◆ What is asked
Show every line where "IAA¹" occurs.

◆ Entries supplied
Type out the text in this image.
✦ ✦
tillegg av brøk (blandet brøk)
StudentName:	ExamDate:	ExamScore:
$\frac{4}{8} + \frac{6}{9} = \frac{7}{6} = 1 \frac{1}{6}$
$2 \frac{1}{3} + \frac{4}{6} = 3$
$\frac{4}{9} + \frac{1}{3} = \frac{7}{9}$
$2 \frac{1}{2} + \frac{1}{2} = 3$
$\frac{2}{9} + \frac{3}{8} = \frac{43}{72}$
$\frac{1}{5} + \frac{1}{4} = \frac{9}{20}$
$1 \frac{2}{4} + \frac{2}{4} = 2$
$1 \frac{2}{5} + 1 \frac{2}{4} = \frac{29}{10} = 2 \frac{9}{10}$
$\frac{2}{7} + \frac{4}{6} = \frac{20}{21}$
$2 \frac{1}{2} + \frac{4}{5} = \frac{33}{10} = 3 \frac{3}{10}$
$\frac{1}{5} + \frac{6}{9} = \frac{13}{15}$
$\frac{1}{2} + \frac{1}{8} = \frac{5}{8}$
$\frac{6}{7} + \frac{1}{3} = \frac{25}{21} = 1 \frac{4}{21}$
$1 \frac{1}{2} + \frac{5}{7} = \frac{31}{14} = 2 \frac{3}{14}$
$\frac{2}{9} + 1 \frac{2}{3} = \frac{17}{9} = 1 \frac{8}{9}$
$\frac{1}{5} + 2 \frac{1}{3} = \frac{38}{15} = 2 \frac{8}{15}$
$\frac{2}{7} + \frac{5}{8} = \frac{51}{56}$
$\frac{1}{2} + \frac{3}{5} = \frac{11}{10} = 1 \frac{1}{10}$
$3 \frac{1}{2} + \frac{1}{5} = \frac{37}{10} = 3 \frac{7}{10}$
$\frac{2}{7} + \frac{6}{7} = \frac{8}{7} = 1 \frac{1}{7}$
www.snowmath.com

---

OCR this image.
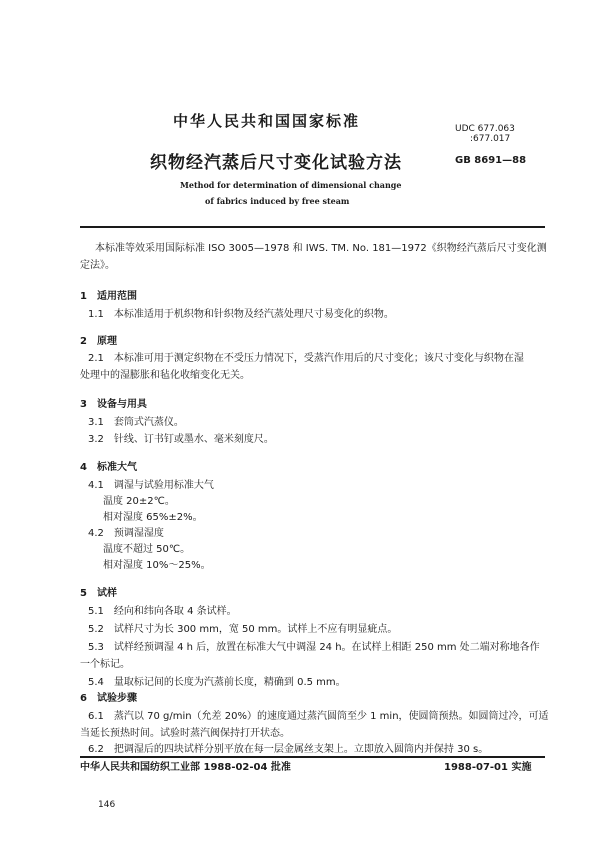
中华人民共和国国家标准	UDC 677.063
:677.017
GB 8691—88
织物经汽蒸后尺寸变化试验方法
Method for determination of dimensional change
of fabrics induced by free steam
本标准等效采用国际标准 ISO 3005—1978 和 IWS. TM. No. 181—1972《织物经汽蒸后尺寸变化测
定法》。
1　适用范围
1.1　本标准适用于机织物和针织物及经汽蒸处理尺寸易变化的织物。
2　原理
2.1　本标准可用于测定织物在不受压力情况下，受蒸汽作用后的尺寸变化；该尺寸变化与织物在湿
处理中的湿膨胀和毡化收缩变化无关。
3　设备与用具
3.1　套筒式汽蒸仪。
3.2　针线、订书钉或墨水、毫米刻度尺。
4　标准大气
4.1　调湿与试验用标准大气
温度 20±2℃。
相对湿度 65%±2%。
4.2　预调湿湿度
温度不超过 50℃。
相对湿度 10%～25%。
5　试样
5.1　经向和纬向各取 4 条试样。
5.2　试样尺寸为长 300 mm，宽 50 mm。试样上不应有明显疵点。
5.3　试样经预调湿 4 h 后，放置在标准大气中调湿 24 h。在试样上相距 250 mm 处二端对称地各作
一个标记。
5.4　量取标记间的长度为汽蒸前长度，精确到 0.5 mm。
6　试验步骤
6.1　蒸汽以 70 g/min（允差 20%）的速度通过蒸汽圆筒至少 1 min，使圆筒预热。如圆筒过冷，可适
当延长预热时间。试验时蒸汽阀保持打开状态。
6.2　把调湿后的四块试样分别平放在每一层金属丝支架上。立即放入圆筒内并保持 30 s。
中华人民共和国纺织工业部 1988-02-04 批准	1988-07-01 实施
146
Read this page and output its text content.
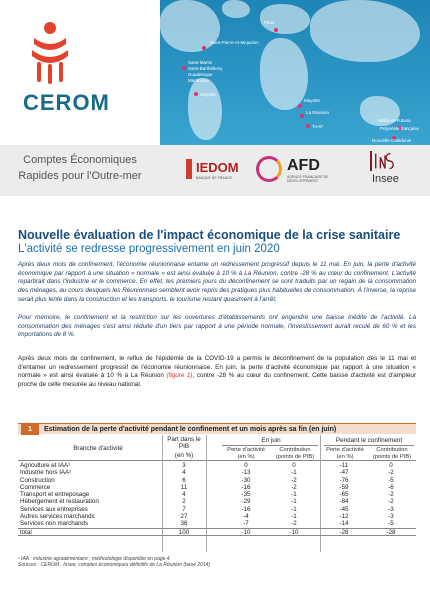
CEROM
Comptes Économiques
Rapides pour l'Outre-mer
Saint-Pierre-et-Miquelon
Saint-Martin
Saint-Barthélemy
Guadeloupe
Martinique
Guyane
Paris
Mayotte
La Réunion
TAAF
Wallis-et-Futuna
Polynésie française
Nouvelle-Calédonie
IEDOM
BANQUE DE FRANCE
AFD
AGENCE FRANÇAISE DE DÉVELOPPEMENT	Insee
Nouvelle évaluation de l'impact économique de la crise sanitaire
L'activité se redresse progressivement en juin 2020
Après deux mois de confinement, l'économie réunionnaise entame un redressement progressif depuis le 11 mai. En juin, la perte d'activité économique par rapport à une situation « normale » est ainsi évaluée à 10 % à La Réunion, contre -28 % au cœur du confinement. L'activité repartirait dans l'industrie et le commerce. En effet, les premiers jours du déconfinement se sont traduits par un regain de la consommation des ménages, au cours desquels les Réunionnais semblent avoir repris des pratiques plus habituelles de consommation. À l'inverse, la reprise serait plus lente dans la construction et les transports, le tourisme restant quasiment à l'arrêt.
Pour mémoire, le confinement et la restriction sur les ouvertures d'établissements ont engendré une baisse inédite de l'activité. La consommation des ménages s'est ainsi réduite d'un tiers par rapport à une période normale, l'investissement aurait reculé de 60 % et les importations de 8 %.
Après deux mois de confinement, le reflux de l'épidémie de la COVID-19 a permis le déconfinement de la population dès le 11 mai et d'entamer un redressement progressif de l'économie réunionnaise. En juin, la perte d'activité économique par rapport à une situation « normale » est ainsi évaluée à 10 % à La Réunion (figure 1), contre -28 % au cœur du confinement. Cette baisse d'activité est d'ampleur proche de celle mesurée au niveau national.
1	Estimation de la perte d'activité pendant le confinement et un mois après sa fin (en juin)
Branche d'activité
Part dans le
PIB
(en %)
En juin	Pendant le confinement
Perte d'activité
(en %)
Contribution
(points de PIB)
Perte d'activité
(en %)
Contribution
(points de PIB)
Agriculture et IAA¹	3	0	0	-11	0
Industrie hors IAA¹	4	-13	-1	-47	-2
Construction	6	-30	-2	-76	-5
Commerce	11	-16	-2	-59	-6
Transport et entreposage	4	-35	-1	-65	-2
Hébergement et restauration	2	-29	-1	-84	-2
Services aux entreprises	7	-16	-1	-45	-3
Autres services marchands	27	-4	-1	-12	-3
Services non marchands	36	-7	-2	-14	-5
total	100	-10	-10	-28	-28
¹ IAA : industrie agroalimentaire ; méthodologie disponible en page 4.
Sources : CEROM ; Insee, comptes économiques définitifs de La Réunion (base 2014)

◆ Answer
Agriculture et IAA¹	3	0	0	-11	0
Industrie hors IAA¹	4	-13	-1	-47	-2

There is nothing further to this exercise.